**Task:**
The data below calls for an exact copy.

- Opening Delimiter -

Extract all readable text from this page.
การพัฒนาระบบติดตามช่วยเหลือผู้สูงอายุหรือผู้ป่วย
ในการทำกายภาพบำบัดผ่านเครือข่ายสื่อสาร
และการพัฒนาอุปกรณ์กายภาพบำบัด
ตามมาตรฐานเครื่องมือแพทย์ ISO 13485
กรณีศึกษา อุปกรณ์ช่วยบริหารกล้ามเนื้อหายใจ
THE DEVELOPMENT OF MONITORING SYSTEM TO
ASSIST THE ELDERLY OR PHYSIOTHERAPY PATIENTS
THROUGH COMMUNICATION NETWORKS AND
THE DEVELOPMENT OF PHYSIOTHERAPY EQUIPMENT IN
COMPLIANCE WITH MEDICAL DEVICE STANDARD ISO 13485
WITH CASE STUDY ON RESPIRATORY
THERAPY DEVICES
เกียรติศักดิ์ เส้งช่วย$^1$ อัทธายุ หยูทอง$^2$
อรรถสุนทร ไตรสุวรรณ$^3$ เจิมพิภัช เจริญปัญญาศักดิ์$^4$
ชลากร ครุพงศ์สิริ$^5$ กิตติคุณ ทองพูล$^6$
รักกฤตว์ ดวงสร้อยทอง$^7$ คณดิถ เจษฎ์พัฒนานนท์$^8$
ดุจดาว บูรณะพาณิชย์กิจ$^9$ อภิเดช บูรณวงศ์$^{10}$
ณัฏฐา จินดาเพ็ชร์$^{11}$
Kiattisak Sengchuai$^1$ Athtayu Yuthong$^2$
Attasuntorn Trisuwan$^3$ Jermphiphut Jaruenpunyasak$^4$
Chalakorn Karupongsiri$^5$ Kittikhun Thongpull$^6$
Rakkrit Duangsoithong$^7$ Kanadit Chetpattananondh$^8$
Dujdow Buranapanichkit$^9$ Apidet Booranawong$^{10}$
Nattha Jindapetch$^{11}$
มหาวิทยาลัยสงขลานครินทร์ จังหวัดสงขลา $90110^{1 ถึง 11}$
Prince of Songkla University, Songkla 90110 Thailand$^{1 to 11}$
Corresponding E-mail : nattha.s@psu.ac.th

- Closing Delimiter -

**Result below:**
Extract all readable text from this page.
การพัฒนาระบบติดตามช่วยเหลือผู้สูงอายุหรือผู้ป่วย
ในการทำกายภาพบำบัดผ่านเครือข่ายสื่อสาร
และการพัฒนาอุปกรณ์กายภาพบำบัด
ตามมาตรฐานเครื่องมือแพทย์ ISO 13485
กรณีศึกษา อุปกรณ์ช่วยบริหารกล้ามเนื้อหายใจ
THE DEVELOPMENT OF MONITORING SYSTEM TO
ASSIST THE ELDERLY OR PHYSIOTHERAPY PATIENTS
THROUGH COMMUNICATION NETWORKS AND
THE DEVELOPMENT OF PHYSIOTHERAPY EQUIPMENT IN
COMPLIANCE WITH MEDICAL DEVICE STANDARD ISO 13485
WITH CASE STUDY ON RESPIRATORY
THERAPY DEVICES
เกียรติศักดิ์ เส้งช่วย$^1$ อัทธายุ หยูทอง$^2$
อรรถสุนทร ไตรสุวรรณ$^3$ เจิมพิภัช เจริญปัญญาศักดิ์$^4$
ชลากร ครุพงศ์สิริ$^5$ กิตติคุณ ทองพูล$^6$
รักกฤตว์ ดวงสร้อยทอง$^7$ คณดิถ เจษฎ์พัฒนานนท์$^8$
ดุจดาว บูรณะพาณิชย์กิจ$^9$ อภิเดช บูรณวงศ์$^{10}$
ณัฏฐา จินดาเพ็ชร์$^{11}$
Kiattisak Sengchuai$^1$ Athtayu Yuthong$^2$
Attasuntorn Trisuwan$^3$ Jermphiphut Jaruenpunyasak$^4$
Chalakorn Karupongsiri$^5$ Kittikhun Thongpull$^6$
Rakkrit Duangsoithong$^7$ Kanadit Chetpattananondh$^8$
Dujdow Buranapanichkit$^9$ Apidet Booranawong$^{10}$
Nattha Jindapetch$^{11}$
มหาวิทยาลัยสงขลานครินทร์ จังหวัดสงขลา $90110^{1 ถึง 11}$
Prince of Songkla University, Songkla 90110 Thailand$^{1 to 11}$
Corresponding E-mail : nattha.s@psu.ac.th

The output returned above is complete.